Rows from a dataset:
──────

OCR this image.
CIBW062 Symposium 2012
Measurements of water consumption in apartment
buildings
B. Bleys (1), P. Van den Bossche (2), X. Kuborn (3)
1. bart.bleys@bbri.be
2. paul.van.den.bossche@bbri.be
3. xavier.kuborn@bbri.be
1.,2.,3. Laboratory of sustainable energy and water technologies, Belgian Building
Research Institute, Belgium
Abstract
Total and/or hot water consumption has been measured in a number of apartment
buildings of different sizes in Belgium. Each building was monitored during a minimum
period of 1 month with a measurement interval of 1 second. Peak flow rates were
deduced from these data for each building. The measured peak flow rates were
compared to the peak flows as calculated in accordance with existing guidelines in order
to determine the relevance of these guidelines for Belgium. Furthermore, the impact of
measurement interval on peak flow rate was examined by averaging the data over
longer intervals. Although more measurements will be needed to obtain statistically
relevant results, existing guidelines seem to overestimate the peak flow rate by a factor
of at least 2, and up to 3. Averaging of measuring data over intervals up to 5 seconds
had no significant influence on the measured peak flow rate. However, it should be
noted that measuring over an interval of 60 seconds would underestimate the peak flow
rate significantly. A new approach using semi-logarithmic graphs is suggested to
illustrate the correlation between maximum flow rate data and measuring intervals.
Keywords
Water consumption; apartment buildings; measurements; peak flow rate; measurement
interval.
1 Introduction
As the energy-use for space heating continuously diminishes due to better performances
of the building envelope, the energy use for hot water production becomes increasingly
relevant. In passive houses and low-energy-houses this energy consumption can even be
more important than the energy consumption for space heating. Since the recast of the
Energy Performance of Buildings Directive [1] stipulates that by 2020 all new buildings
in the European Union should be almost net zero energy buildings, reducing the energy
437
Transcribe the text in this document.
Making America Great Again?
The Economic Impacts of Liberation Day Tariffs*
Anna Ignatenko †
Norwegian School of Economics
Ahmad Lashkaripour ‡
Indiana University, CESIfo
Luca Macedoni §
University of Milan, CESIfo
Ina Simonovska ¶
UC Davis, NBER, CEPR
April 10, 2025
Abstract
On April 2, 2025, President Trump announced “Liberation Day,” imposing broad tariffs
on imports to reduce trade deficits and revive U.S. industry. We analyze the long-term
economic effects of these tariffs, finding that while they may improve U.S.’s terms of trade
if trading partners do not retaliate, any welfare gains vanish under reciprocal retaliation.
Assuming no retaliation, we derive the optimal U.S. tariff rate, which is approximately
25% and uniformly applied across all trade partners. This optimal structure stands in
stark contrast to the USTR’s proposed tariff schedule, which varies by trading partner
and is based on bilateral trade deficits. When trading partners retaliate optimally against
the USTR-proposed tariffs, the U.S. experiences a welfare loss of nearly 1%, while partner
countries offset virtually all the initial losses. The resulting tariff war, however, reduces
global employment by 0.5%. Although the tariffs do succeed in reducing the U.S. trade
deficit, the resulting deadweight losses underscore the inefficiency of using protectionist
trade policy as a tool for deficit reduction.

──────

Extract every entry in the listing word for word.

**Task solution:**
OCR this image.
CIBW062 Symposium 2012
Measurements of water consumption in apartment
buildings
B. Bleys (1), P. Van den Bossche (2), X. Kuborn (3)
1. bart.bleys@bbri.be
2. paul.van.den.bossche@bbri.be
3. xavier.kuborn@bbri.be
1.,2.,3. Laboratory of sustainable energy and water technologies, Belgian Building
Research Institute, Belgium
Abstract
Total and/or hot water consumption has been measured in a number of apartment
buildings of different sizes in Belgium. Each building was monitored during a minimum
period of 1 month with a measurement interval of 1 second. Peak flow rates were
deduced from these data for each building. The measured peak flow rates were
compared to the peak flows as calculated in accordance with existing guidelines in order
to determine the relevance of these guidelines for Belgium. Furthermore, the impact of
measurement interval on peak flow rate was examined by averaging the data over
longer intervals. Although more measurements will be needed to obtain statistically
relevant results, existing guidelines seem to overestimate the peak flow rate by a factor
of at least 2, and up to 3. Averaging of measuring data over intervals up to 5 seconds
had no significant influence on the measured peak flow rate. However, it should be
noted that measuring over an interval of 60 seconds would underestimate the peak flow
rate significantly. A new approach using semi-logarithmic graphs is suggested to
illustrate the correlation between maximum flow rate data and measuring intervals.
Keywords
Water consumption; apartment buildings; measurements; peak flow rate; measurement
interval.
1 Introduction
As the energy-use for space heating continuously diminishes due to better performances
of the building envelope, the energy use for hot water production becomes increasingly
relevant. In passive houses and low-energy-houses this energy consumption can even be
more important than the energy consumption for space heating. Since the recast of the
Energy Performance of Buildings Directive [1] stipulates that by 2020 all new buildings
in the European Union should be almost net zero energy buildings, reducing the energy
437
Transcribe the text in this document.
Making America Great Again?
The Economic Impacts of Liberation Day Tariffs*
Anna Ignatenko †
Norwegian School of Economics
Ahmad Lashkaripour ‡
Indiana University, CESIfo
Luca Macedoni §
University of Milan, CESIfo
Ina Simonovska ¶
UC Davis, NBER, CEPR
April 10, 2025
Abstract
On April 2, 2025, President Trump announced “Liberation Day,” imposing broad tariffs
on imports to reduce trade deficits and revive U.S. industry. We analyze the long-term
economic effects of these tariffs, finding that while they may improve U.S.’s terms of trade
if trading partners do not retaliate, any welfare gains vanish under reciprocal retaliation.
Assuming no retaliation, we derive the optimal U.S. tariff rate, which is approximately
25% and uniformly applied across all trade partners. This optimal structure stands in
stark contrast to the USTR’s proposed tariff schedule, which varies by trading partner
and is based on bilateral trade deficits. When trading partners retaliate optimally against
the USTR-proposed tariffs, the U.S. experiences a welfare loss of nearly 1%, while partner
countries offset virtually all the initial losses. The resulting tariff war, however, reduces
global employment by 0.5%. Although the tariffs do succeed in reducing the U.S. trade
deficit, the resulting deadweight losses underscore the inefficiency of using protectionist
trade policy as a tool for deficit reduction.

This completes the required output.